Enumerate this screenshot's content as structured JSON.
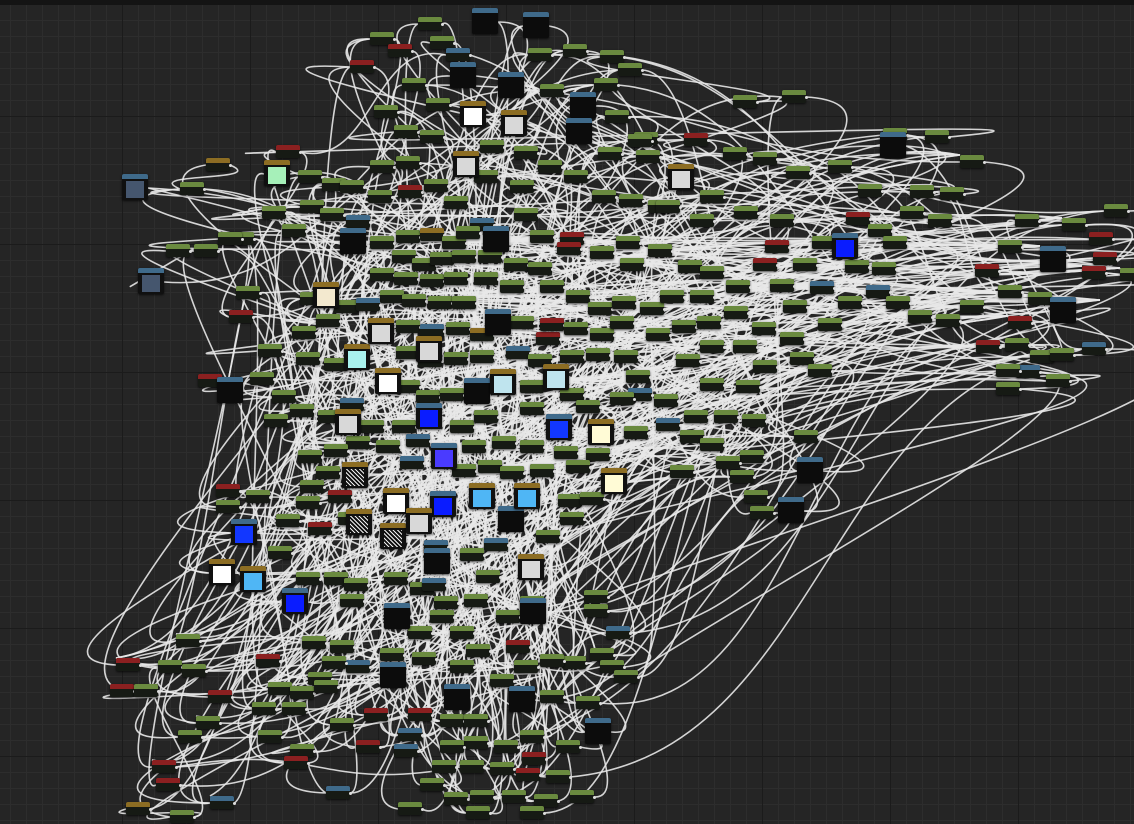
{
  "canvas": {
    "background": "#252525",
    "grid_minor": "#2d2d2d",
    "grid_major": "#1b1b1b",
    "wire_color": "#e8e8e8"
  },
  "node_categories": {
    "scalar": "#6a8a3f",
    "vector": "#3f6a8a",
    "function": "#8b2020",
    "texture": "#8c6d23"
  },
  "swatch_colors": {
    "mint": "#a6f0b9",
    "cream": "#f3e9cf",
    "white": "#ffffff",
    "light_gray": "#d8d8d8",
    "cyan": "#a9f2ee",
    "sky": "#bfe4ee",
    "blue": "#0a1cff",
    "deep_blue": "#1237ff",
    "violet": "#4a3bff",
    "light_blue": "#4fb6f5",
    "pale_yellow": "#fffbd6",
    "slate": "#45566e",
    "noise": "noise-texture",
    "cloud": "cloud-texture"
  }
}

====================

## Aim
Print each entry shown above with exact wording and no pictures.

## Written solution
Enumerate this screenshot's content as structured JSON.
{
  "canvas": {
    "background": "#252525",
    "grid_minor": "#2d2d2d",
    "grid_major": "#1b1b1b",
    "wire_color": "#e8e8e8"
  },
  "node_categories": {
    "scalar": "#6a8a3f",
    "vector": "#3f6a8a",
    "function": "#8b2020",
    "texture": "#8c6d23"
  },
  "swatch_colors": {
    "mint": "#a6f0b9",
    "cream": "#f3e9cf",
    "white": "#ffffff",
    "light_gray": "#d8d8d8",
    "cyan": "#a9f2ee",
    "sky": "#bfe4ee",
    "blue": "#0a1cff",
    "deep_blue": "#1237ff",
    "violet": "#4a3bff",
    "light_blue": "#4fb6f5",
    "pale_yellow": "#fffbd6",
    "slate": "#45566e",
    "noise": "noise-texture",
    "cloud": "cloud-texture"
  }
}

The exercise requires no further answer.